### Exercise objective:
Go through the records underneath and write each one out again exactly.

### Input data:
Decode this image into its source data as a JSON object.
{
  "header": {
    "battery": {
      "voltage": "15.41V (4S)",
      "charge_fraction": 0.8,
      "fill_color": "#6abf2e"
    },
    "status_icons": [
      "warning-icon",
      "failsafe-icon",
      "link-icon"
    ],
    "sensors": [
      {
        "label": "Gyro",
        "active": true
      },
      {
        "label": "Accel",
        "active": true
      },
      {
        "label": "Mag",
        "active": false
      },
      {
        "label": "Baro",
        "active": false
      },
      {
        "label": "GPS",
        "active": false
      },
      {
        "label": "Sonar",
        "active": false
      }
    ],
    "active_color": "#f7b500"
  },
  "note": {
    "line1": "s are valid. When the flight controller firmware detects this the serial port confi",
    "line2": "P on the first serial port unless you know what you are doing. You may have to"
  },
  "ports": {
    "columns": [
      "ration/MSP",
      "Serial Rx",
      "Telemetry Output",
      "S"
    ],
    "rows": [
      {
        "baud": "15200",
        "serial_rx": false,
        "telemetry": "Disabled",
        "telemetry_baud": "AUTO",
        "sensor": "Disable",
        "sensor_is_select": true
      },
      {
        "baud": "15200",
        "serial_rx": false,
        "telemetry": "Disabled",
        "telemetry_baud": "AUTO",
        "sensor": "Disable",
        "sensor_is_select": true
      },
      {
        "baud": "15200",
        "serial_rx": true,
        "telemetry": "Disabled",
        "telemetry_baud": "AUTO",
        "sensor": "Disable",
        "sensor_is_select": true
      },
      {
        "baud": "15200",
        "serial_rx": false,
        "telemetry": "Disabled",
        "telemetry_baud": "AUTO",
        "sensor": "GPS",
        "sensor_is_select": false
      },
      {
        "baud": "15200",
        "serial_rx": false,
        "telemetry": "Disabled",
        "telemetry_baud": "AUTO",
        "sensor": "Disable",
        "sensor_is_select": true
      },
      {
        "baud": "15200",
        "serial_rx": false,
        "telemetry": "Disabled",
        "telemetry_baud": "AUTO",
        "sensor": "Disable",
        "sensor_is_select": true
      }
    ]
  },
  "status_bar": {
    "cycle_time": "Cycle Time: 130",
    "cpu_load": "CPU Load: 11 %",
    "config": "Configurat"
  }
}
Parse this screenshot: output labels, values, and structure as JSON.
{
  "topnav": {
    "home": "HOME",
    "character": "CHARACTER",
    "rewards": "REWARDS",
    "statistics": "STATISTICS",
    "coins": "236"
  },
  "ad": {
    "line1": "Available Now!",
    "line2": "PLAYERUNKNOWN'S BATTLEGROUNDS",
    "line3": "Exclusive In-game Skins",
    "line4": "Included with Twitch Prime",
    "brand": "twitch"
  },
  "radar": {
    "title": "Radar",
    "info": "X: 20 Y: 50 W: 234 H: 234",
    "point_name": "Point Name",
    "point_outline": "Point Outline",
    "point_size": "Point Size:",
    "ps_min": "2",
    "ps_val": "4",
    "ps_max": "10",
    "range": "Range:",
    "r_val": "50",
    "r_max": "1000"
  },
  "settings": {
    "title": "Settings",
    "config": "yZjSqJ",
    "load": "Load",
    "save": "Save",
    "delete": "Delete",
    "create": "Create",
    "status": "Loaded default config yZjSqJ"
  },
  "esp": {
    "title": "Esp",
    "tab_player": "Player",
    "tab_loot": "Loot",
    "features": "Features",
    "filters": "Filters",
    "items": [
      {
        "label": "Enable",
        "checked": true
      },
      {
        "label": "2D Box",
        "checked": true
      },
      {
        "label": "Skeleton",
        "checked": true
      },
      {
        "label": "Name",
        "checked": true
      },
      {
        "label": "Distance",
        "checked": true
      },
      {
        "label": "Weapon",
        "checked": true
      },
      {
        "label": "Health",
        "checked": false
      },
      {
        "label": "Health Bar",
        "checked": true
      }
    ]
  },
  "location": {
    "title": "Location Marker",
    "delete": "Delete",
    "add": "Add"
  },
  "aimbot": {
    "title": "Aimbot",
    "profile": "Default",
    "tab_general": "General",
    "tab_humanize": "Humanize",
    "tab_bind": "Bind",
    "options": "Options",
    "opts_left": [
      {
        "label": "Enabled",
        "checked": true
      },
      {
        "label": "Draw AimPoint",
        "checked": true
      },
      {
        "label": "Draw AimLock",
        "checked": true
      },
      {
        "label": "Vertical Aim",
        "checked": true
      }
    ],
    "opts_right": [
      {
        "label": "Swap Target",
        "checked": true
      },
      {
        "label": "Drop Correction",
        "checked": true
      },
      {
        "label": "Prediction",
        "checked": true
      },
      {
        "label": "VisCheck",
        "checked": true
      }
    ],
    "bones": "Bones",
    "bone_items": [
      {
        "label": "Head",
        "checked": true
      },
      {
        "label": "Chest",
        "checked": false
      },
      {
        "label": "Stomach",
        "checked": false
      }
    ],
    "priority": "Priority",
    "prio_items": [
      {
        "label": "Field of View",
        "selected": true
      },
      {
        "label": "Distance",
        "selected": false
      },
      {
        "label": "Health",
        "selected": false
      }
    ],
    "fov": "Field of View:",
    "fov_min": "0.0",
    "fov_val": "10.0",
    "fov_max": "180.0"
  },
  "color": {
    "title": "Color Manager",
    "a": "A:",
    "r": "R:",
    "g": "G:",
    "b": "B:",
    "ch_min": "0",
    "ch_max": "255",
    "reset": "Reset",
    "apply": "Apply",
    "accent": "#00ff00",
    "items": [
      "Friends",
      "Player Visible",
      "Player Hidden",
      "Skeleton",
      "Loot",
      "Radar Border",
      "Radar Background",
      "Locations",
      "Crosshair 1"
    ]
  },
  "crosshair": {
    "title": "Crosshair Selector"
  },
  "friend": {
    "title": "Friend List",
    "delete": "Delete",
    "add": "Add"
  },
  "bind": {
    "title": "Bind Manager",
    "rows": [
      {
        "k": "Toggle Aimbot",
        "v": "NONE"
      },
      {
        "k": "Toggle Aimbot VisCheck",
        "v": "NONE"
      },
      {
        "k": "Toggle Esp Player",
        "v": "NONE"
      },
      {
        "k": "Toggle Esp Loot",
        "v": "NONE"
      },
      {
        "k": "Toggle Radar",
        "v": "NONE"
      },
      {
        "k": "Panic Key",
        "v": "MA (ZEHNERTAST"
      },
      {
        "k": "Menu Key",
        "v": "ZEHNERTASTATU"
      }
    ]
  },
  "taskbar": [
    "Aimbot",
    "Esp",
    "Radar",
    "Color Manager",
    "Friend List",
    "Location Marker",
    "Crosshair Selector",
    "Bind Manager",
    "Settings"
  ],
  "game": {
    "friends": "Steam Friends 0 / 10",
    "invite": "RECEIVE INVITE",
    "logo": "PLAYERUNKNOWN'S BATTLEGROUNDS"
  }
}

### The reply:
Decode this image into its source data as a JSON object.
{
  "header": {
    "battery": {
      "voltage": "15.41V (4S)",
      "charge_fraction": 0.8,
      "fill_color": "#6abf2e"
    },
    "status_icons": [
      "warning-icon",
      "failsafe-icon",
      "link-icon"
    ],
    "sensors": [
      {
        "label": "Gyro",
        "active": true
      },
      {
        "label": "Accel",
        "active": true
      },
      {
        "label": "Mag",
        "active": false
      },
      {
        "label": "Baro",
        "active": false
      },
      {
        "label": "GPS",
        "active": false
      },
      {
        "label": "Sonar",
        "active": false
      }
    ],
    "active_color": "#f7b500"
  },
  "note": {
    "line1": "s are valid. When the flight controller firmware detects this the serial port confi",
    "line2": "P on the first serial port unless you know what you are doing. You may have to"
  },
  "ports": {
    "columns": [
      "ration/MSP",
      "Serial Rx",
      "Telemetry Output",
      "S"
    ],
    "rows": [
      {
        "baud": "15200",
        "serial_rx": false,
        "telemetry": "Disabled",
        "telemetry_baud": "AUTO",
        "sensor": "Disable",
        "sensor_is_select": true
      },
      {
        "baud": "15200",
        "serial_rx": false,
        "telemetry": "Disabled",
        "telemetry_baud": "AUTO",
        "sensor": "Disable",
        "sensor_is_select": true
      },
      {
        "baud": "15200",
        "serial_rx": true,
        "telemetry": "Disabled",
        "telemetry_baud": "AUTO",
        "sensor": "Disable",
        "sensor_is_select": true
      },
      {
        "baud": "15200",
        "serial_rx": false,
        "telemetry": "Disabled",
        "telemetry_baud": "AUTO",
        "sensor": "GPS",
        "sensor_is_select": false
      },
      {
        "baud": "15200",
        "serial_rx": false,
        "telemetry": "Disabled",
        "telemetry_baud": "AUTO",
        "sensor": "Disable",
        "sensor_is_select": true
      },
      {
        "baud": "15200",
        "serial_rx": false,
        "telemetry": "Disabled",
        "telemetry_baud": "AUTO",
        "sensor": "Disable",
        "sensor_is_select": true
      }
    ]
  },
  "status_bar": {
    "cycle_time": "Cycle Time: 130",
    "cpu_load": "CPU Load: 11 %",
    "config": "Configurat"
  }
}
Parse this screenshot: output labels, values, and structure as JSON.
{
  "topnav": {
    "home": "HOME",
    "character": "CHARACTER",
    "rewards": "REWARDS",
    "statistics": "STATISTICS",
    "coins": "236"
  },
  "ad": {
    "line1": "Available Now!",
    "line2": "PLAYERUNKNOWN'S BATTLEGROUNDS",
    "line3": "Exclusive In-game Skins",
    "line4": "Included with Twitch Prime",
    "brand": "twitch"
  },
  "radar": {
    "title": "Radar",
    "info": "X: 20 Y: 50 W: 234 H: 234",
    "point_name": "Point Name",
    "point_outline": "Point Outline",
    "point_size": "Point Size:",
    "ps_min": "2",
    "ps_val": "4",
    "ps_max": "10",
    "range": "Range:",
    "r_val": "50",
    "r_max": "1000"
  },
  "settings": {
    "title": "Settings",
    "config": "yZjSqJ",
    "load": "Load",
    "save": "Save",
    "delete": "Delete",
    "create": "Create",
    "status": "Loaded default config yZjSqJ"
  },
  "esp": {
    "title": "Esp",
    "tab_player": "Player",
    "tab_loot": "Loot",
    "features": "Features",
    "filters": "Filters",
    "items": [
      {
        "label": "Enable",
        "checked": true
      },
      {
        "label": "2D Box",
        "checked": true
      },
      {
        "label": "Skeleton",
        "checked": true
      },
      {
        "label": "Name",
        "checked": true
      },
      {
        "label": "Distance",
        "checked": true
      },
      {
        "label": "Weapon",
        "checked": true
      },
      {
        "label": "Health",
        "checked": false
      },
      {
        "label": "Health Bar",
        "checked": true
      }
    ]
  },
  "location": {
    "title": "Location Marker",
    "delete": "Delete",
    "add": "Add"
  },
  "aimbot": {
    "title": "Aimbot",
    "profile": "Default",
    "tab_general": "General",
    "tab_humanize": "Humanize",
    "tab_bind": "Bind",
    "options": "Options",
    "opts_left": [
      {
        "label": "Enabled",
        "checked": true
      },
      {
        "label": "Draw AimPoint",
        "checked": true
      },
      {
        "label": "Draw AimLock",
        "checked": true
      },
      {
        "label": "Vertical Aim",
        "checked": true
      }
    ],
    "opts_right": [
      {
        "label": "Swap Target",
        "checked": true
      },
      {
        "label": "Drop Correction",
        "checked": true
      },
      {
        "label": "Prediction",
        "checked": true
      },
      {
        "label": "VisCheck",
        "checked": true
      }
    ],
    "bones": "Bones",
    "bone_items": [
      {
        "label": "Head",
        "checked": true
      },
      {
        "label": "Chest",
        "checked": false
      },
      {
        "label": "Stomach",
        "checked": false
      }
    ],
    "priority": "Priority",
    "prio_items": [
      {
        "label": "Field of View",
        "selected": true
      },
      {
        "label": "Distance",
        "selected": false
      },
      {
        "label": "Health",
        "selected": false
      }
    ],
    "fov": "Field of View:",
    "fov_min": "0.0",
    "fov_val": "10.0",
    "fov_max": "180.0"
  },
  "color": {
    "title": "Color Manager",
    "a": "A:",
    "r": "R:",
    "g": "G:",
    "b": "B:",
    "ch_min": "0",
    "ch_max": "255",
    "reset": "Reset",
    "apply": "Apply",
    "accent": "#00ff00",
    "items": [
      "Friends",
      "Player Visible",
      "Player Hidden",
      "Skeleton",
      "Loot",
      "Radar Border",
      "Radar Background",
      "Locations",
      "Crosshair 1"
    ]
  },
  "crosshair": {
    "title": "Crosshair Selector"
  },
  "friend": {
    "title": "Friend List",
    "delete": "Delete",
    "add": "Add"
  },
  "bind": {
    "title": "Bind Manager",
    "rows": [
      {
        "k": "Toggle Aimbot",
        "v": "NONE"
      },
      {
        "k": "Toggle Aimbot VisCheck",
        "v": "NONE"
      },
      {
        "k": "Toggle Esp Player",
        "v": "NONE"
      },
      {
        "k": "Toggle Esp Loot",
        "v": "NONE"
      },
      {
        "k": "Toggle Radar",
        "v": "NONE"
      },
      {
        "k": "Panic Key",
        "v": "MA (ZEHNERTAST"
      },
      {
        "k": "Menu Key",
        "v": "ZEHNERTASTATU"
      }
    ]
  },
  "taskbar": [
    "Aimbot",
    "Esp",
    "Radar",
    "Color Manager",
    "Friend List",
    "Location Marker",
    "Crosshair Selector",
    "Bind Manager",
    "Settings"
  ],
  "game": {
    "friends": "Steam Friends 0 / 10",
    "invite": "RECEIVE INVITE",
    "logo": "PLAYERUNKNOWN'S BATTLEGROUNDS"
  }
}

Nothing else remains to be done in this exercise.